What you are asked to do:
Output the lines of the entries below beginning at the one with "Extract the chart's" and ending with the last, exactly as written and without pictures.

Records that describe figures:
*-*-*

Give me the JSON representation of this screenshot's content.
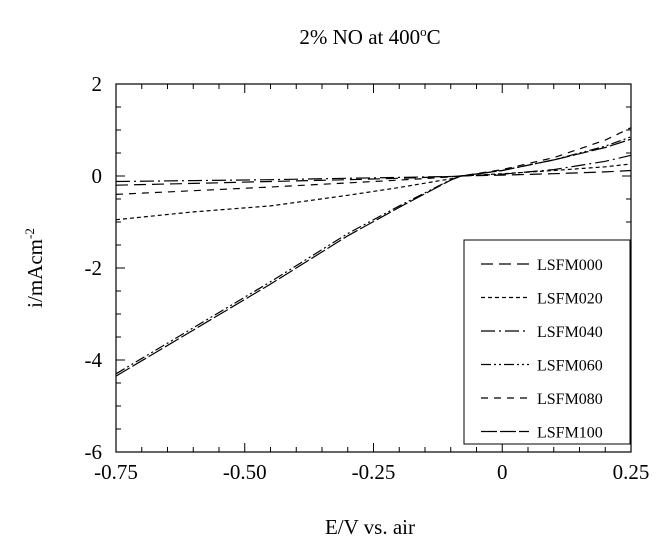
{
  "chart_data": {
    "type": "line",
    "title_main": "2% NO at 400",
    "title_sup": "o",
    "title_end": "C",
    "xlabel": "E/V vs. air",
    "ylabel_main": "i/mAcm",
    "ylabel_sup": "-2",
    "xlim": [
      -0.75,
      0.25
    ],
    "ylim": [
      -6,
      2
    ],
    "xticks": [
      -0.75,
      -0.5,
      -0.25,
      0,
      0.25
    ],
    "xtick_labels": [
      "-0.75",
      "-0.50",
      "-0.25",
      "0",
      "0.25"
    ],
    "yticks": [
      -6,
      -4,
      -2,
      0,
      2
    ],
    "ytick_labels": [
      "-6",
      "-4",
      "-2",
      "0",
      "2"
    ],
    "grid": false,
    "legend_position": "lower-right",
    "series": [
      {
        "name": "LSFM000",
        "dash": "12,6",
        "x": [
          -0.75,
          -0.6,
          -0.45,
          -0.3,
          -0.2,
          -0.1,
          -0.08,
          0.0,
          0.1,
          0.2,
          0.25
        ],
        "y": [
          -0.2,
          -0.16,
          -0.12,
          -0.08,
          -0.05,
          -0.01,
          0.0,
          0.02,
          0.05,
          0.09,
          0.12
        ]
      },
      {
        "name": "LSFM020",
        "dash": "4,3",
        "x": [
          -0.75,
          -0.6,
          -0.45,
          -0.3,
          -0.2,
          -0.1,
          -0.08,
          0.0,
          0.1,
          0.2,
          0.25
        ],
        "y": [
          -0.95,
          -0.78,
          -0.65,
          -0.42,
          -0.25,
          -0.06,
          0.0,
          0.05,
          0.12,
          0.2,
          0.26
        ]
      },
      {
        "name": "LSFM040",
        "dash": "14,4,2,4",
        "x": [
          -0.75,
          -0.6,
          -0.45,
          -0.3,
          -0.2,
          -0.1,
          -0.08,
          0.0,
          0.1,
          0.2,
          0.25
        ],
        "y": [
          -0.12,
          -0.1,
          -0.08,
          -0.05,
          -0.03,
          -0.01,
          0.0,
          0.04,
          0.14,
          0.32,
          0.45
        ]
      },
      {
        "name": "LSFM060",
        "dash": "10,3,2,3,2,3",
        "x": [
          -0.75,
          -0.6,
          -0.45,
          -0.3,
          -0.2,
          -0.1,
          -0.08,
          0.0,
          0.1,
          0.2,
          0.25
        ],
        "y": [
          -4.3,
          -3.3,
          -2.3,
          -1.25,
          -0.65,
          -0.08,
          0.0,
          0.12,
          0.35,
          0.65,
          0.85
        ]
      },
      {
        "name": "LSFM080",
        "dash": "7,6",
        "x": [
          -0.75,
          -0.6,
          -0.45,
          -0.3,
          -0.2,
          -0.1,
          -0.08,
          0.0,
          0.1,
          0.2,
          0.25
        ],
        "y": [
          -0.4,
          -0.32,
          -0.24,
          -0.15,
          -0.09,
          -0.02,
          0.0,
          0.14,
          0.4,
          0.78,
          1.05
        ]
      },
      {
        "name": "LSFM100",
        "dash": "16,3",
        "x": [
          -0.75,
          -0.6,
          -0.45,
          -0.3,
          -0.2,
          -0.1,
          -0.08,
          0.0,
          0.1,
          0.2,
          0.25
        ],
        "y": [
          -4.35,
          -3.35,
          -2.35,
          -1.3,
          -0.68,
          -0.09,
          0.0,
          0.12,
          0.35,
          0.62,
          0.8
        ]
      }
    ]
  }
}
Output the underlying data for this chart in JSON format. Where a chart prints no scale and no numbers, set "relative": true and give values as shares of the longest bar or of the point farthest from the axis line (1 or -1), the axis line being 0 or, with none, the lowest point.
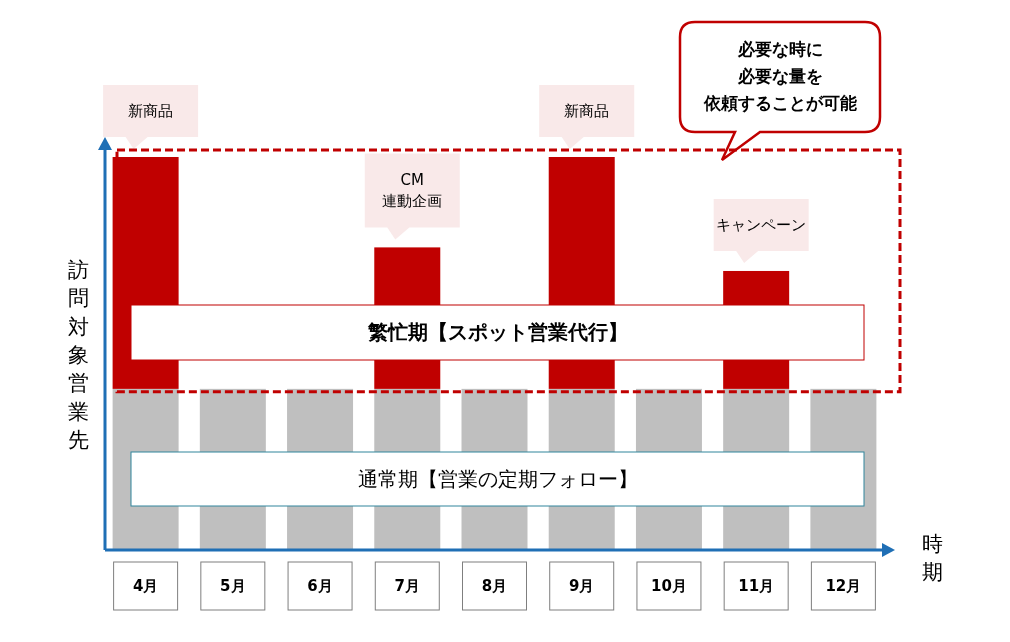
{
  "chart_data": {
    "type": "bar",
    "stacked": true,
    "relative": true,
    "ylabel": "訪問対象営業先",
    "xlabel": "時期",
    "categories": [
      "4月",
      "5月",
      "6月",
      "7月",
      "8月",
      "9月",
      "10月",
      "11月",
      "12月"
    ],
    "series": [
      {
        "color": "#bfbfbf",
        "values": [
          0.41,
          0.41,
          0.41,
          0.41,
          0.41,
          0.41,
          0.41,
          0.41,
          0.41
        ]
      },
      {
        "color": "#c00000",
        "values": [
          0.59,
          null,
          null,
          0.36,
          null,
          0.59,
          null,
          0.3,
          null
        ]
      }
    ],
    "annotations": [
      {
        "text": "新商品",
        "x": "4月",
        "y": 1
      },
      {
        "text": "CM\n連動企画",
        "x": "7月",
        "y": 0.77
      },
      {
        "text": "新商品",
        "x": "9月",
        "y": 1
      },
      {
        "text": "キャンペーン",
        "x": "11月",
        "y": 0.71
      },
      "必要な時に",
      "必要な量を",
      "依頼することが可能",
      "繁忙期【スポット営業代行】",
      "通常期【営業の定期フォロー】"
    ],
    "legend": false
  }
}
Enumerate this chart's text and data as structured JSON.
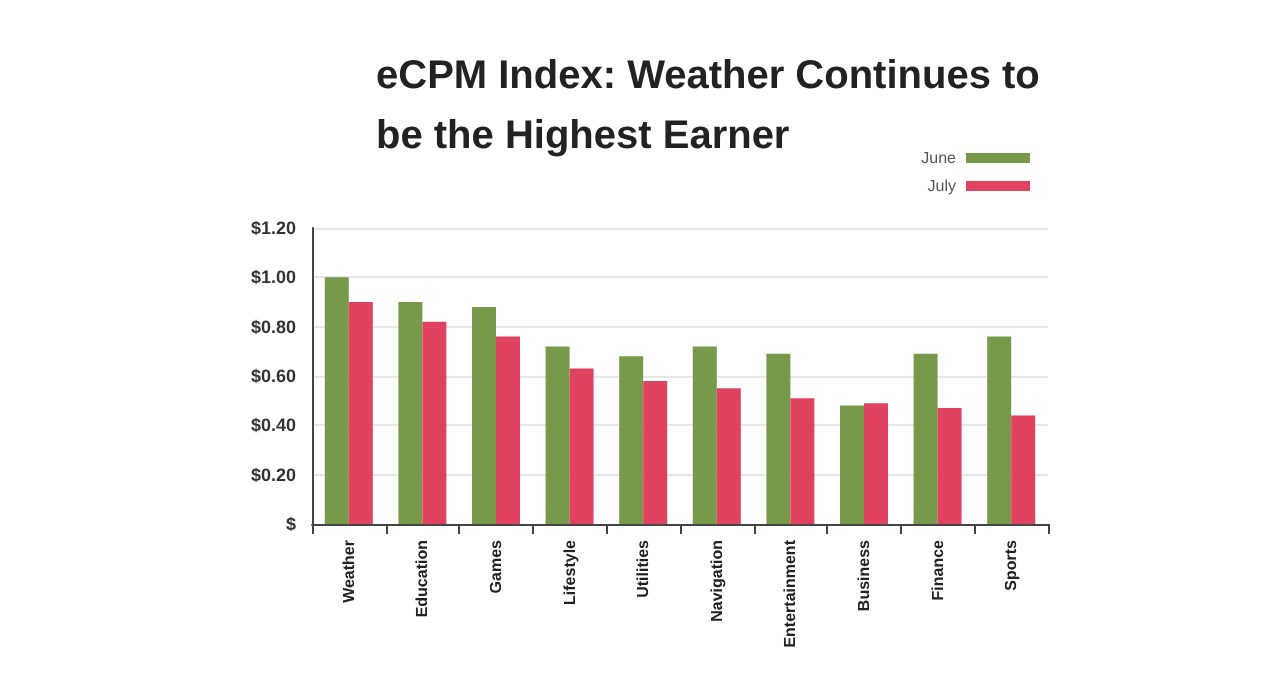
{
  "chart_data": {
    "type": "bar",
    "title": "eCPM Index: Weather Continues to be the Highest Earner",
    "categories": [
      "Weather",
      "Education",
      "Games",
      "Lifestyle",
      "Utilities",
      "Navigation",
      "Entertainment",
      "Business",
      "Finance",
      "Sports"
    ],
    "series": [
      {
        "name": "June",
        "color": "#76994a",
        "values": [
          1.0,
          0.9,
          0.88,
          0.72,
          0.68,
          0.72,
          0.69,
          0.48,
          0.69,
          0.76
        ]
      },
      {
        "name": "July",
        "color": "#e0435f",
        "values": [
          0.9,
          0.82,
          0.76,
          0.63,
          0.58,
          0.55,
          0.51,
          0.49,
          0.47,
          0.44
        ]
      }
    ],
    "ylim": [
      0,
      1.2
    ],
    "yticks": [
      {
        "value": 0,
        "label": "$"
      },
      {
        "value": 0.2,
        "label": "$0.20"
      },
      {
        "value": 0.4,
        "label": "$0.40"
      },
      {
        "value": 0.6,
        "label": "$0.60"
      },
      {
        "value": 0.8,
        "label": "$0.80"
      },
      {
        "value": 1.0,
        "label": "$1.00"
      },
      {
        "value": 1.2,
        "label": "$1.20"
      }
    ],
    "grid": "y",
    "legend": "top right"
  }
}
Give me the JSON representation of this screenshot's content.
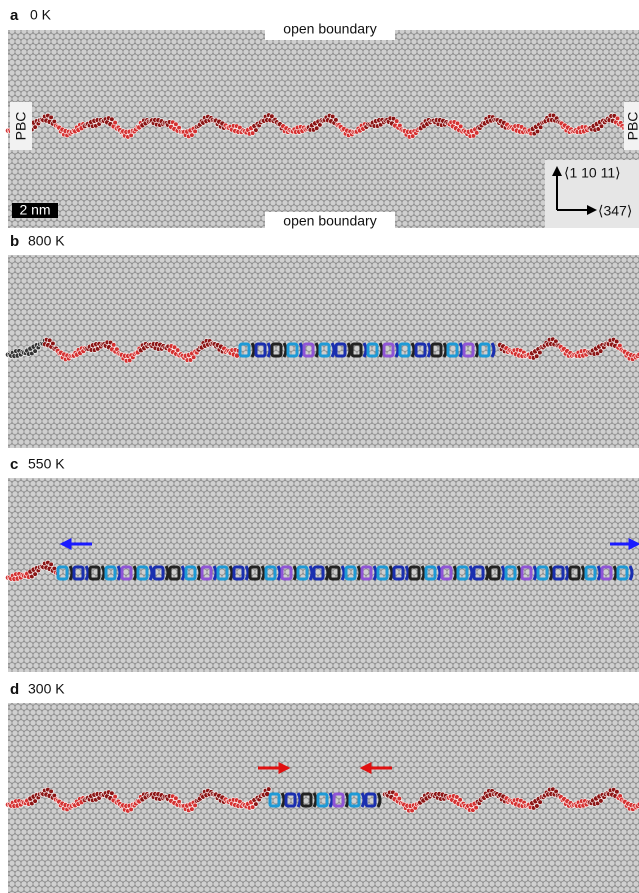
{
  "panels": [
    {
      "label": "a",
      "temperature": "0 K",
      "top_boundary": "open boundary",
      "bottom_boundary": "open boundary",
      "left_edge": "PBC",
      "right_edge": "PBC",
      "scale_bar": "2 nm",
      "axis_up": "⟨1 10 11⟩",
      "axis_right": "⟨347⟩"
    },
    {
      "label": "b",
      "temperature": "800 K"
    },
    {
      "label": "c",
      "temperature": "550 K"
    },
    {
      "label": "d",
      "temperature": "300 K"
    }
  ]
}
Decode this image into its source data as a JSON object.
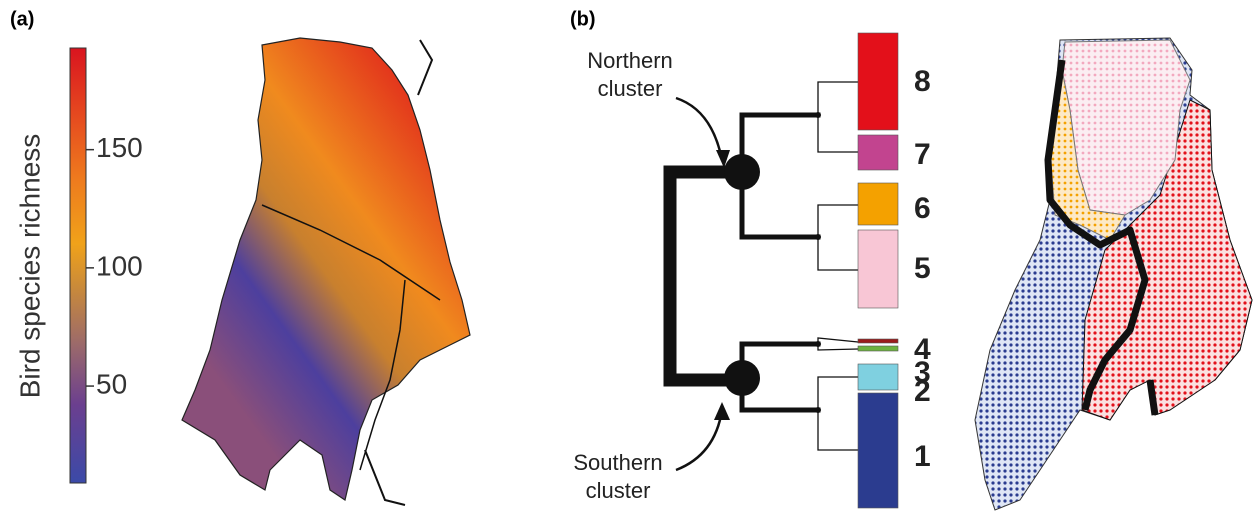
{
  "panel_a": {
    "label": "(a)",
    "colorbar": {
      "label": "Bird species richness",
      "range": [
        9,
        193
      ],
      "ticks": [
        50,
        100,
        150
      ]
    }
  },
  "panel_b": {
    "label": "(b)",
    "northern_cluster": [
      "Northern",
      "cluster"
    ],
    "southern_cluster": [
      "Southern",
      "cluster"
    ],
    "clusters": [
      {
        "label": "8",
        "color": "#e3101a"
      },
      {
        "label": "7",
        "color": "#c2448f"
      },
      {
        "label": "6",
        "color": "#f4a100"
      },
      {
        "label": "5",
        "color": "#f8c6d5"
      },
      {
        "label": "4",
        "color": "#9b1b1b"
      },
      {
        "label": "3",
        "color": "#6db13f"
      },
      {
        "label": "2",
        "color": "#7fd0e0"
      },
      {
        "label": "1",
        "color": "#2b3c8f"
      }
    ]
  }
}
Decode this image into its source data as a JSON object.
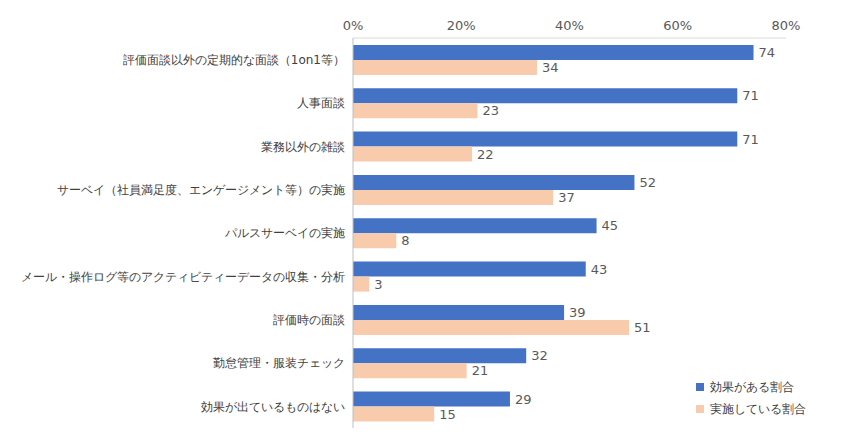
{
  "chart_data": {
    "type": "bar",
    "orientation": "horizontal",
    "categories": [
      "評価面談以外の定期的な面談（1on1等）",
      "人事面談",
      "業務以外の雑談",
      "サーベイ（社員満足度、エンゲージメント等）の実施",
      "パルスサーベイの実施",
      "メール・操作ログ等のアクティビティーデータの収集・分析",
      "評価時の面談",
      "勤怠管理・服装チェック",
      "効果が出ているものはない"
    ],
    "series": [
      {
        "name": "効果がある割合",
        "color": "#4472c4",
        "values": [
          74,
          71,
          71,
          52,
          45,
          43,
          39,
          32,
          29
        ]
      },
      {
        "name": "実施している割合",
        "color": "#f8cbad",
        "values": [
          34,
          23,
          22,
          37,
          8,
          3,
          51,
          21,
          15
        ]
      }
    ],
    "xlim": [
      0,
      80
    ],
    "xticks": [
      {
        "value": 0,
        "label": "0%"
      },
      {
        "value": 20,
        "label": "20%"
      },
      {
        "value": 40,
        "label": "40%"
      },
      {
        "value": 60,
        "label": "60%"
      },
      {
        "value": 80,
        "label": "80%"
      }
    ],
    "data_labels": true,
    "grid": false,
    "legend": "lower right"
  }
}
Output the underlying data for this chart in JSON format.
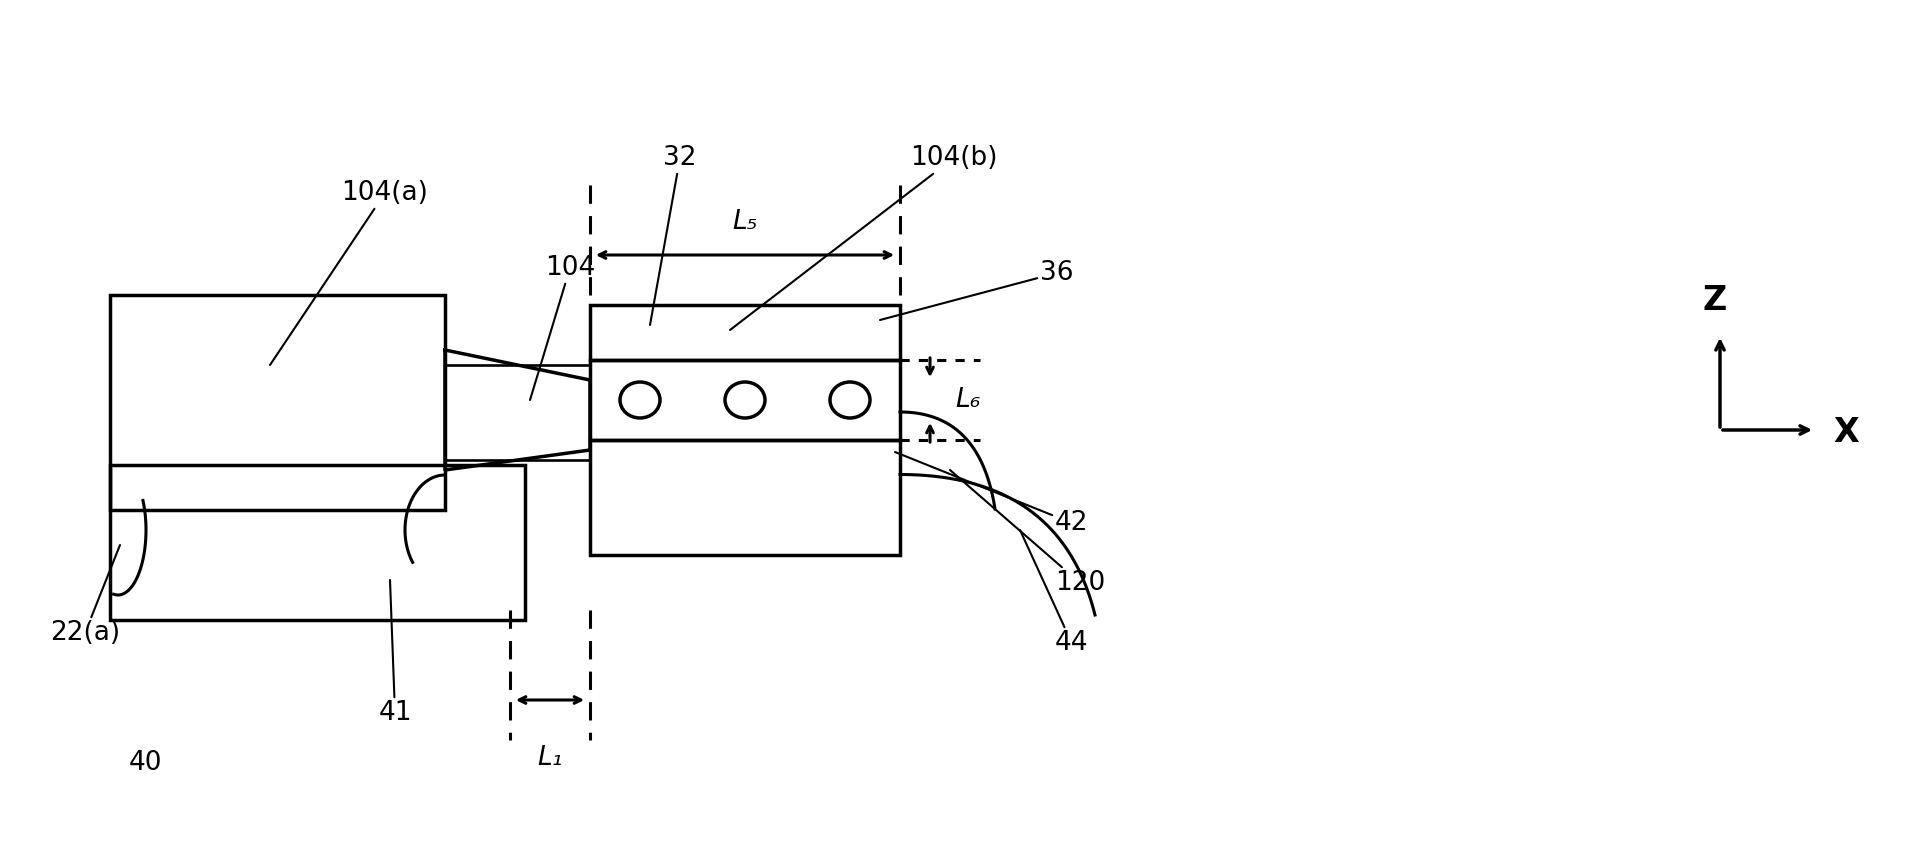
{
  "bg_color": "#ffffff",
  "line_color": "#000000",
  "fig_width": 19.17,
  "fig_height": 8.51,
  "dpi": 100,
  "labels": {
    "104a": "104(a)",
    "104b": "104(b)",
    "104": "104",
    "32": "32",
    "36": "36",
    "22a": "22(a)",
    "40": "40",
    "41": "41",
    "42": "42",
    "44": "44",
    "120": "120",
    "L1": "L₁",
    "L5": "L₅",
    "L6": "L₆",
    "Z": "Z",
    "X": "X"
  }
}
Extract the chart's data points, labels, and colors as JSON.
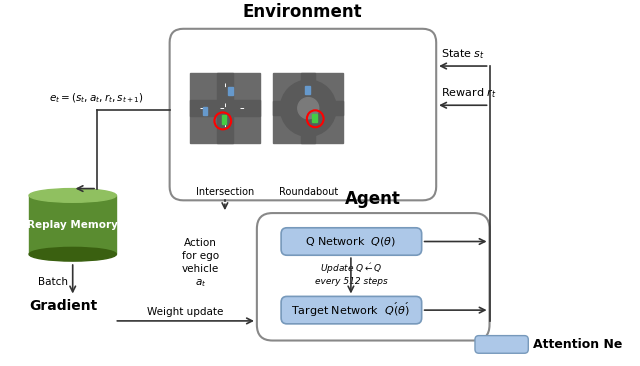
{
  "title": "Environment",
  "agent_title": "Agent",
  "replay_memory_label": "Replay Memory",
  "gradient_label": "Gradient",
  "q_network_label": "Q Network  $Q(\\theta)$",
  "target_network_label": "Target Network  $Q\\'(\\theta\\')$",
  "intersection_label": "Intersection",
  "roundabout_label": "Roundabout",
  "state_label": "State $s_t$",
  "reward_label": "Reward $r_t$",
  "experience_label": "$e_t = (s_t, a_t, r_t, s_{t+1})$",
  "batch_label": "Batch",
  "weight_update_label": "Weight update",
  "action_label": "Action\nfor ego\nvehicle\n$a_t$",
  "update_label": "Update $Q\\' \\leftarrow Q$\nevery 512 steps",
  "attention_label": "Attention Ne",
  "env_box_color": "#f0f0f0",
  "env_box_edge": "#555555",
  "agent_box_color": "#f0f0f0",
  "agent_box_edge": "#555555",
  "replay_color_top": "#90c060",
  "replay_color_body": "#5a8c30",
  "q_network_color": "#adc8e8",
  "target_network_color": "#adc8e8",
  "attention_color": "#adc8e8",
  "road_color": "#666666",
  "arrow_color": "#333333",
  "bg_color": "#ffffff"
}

*-*-*

Written reply:
Extract the chart's data points, labels, and colors as JSON.
{
  "title": "Environment",
  "agent_title": "Agent",
  "replay_memory_label": "Replay Memory",
  "gradient_label": "Gradient",
  "q_network_label": "Q Network  $Q(\\theta)$",
  "target_network_label": "Target Network  $Q\\'(\\theta\\')$",
  "intersection_label": "Intersection",
  "roundabout_label": "Roundabout",
  "state_label": "State $s_t$",
  "reward_label": "Reward $r_t$",
  "experience_label": "$e_t = (s_t, a_t, r_t, s_{t+1})$",
  "batch_label": "Batch",
  "weight_update_label": "Weight update",
  "action_label": "Action\nfor ego\nvehicle\n$a_t$",
  "update_label": "Update $Q\\' \\leftarrow Q$\nevery 512 steps",
  "attention_label": "Attention Ne",
  "env_box_color": "#f0f0f0",
  "env_box_edge": "#555555",
  "agent_box_color": "#f0f0f0",
  "agent_box_edge": "#555555",
  "replay_color_top": "#90c060",
  "replay_color_body": "#5a8c30",
  "q_network_color": "#adc8e8",
  "target_network_color": "#adc8e8",
  "attention_color": "#adc8e8",
  "road_color": "#666666",
  "arrow_color": "#333333",
  "bg_color": "#ffffff"
}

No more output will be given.